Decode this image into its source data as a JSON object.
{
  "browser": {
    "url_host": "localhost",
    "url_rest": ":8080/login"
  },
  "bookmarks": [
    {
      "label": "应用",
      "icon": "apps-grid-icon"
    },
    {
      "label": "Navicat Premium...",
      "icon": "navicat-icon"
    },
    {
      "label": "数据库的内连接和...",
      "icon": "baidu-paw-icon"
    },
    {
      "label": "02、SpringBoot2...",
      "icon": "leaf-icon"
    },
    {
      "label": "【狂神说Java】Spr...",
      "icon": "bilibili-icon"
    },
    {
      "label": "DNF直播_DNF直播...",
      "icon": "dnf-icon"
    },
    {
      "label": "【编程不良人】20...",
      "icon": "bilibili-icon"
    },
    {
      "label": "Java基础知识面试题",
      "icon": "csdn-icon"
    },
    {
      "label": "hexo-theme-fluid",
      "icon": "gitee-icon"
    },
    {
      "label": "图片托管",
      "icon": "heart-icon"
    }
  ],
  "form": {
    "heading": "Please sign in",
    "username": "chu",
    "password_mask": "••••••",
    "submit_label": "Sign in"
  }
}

=-=-=

Exercise brief:
Repeat the material above in full, exactly as it stands.

Worked solution:
Decode this image into its source data as a JSON object.
{
  "browser": {
    "url_host": "localhost",
    "url_rest": ":8080/login"
  },
  "bookmarks": [
    {
      "label": "应用",
      "icon": "apps-grid-icon"
    },
    {
      "label": "Navicat Premium...",
      "icon": "navicat-icon"
    },
    {
      "label": "数据库的内连接和...",
      "icon": "baidu-paw-icon"
    },
    {
      "label": "02、SpringBoot2...",
      "icon": "leaf-icon"
    },
    {
      "label": "【狂神说Java】Spr...",
      "icon": "bilibili-icon"
    },
    {
      "label": "DNF直播_DNF直播...",
      "icon": "dnf-icon"
    },
    {
      "label": "【编程不良人】20...",
      "icon": "bilibili-icon"
    },
    {
      "label": "Java基础知识面试题",
      "icon": "csdn-icon"
    },
    {
      "label": "hexo-theme-fluid",
      "icon": "gitee-icon"
    },
    {
      "label": "图片托管",
      "icon": "heart-icon"
    }
  ],
  "form": {
    "heading": "Please sign in",
    "username": "chu",
    "password_mask": "••••••",
    "submit_label": "Sign in"
  }
}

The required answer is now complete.